> **Element and region listings**
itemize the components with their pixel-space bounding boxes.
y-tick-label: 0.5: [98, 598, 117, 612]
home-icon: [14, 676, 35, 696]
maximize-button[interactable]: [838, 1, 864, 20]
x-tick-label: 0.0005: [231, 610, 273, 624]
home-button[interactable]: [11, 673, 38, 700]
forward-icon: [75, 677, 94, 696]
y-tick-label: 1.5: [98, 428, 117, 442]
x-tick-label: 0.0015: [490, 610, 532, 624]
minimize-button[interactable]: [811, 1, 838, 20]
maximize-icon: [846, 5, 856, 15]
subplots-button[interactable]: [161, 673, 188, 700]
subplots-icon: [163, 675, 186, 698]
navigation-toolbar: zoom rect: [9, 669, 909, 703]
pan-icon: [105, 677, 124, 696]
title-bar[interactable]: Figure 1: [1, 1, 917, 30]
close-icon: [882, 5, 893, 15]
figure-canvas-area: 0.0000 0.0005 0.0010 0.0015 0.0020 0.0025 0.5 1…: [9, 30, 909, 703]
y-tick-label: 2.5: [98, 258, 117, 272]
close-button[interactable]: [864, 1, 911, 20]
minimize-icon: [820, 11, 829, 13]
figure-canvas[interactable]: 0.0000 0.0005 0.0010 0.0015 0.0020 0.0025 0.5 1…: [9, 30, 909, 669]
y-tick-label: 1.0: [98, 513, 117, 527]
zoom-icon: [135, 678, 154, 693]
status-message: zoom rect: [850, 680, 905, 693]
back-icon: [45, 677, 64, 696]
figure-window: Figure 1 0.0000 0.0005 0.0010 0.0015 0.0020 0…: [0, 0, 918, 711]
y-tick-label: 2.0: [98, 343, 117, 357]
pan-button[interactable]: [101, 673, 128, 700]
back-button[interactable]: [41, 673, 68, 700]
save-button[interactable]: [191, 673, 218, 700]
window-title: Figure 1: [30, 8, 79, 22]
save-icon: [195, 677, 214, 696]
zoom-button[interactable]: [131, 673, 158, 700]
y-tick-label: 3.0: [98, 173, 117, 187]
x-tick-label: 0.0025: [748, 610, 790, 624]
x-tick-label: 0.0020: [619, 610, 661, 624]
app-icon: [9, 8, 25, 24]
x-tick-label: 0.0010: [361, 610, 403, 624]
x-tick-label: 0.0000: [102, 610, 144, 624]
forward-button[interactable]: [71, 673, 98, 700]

> **Required task**
Please return the lines of the material exactly as they appear, from the very first line through the line containing "back-icon: [45, 677, 64, 696]", with both ends included.

> **Exercise solution**
itemize the components with their pixel-space bounding boxes.
y-tick-label: 0.5: [98, 598, 117, 612]
home-icon: [14, 676, 35, 696]
maximize-button[interactable]: [838, 1, 864, 20]
x-tick-label: 0.0005: [231, 610, 273, 624]
home-button[interactable]: [11, 673, 38, 700]
forward-icon: [75, 677, 94, 696]
y-tick-label: 1.5: [98, 428, 117, 442]
x-tick-label: 0.0015: [490, 610, 532, 624]
minimize-button[interactable]: [811, 1, 838, 20]
maximize-icon: [846, 5, 856, 15]
subplots-button[interactable]: [161, 673, 188, 700]
subplots-icon: [163, 675, 186, 698]
navigation-toolbar: zoom rect: [9, 669, 909, 703]
pan-icon: [105, 677, 124, 696]
title-bar[interactable]: Figure 1: [1, 1, 917, 30]
close-icon: [882, 5, 893, 15]
figure-canvas-area: 0.0000 0.0005 0.0010 0.0015 0.0020 0.0025 0.5 1…: [9, 30, 909, 703]
y-tick-label: 2.5: [98, 258, 117, 272]
close-button[interactable]: [864, 1, 911, 20]
minimize-icon: [820, 11, 829, 13]
figure-canvas[interactable]: 0.0000 0.0005 0.0010 0.0015 0.0020 0.0025 0.5 1…: [9, 30, 909, 669]
y-tick-label: 1.0: [98, 513, 117, 527]
zoom-icon: [135, 678, 154, 693]
status-message: zoom rect: [850, 680, 905, 693]
back-icon: [45, 677, 64, 696]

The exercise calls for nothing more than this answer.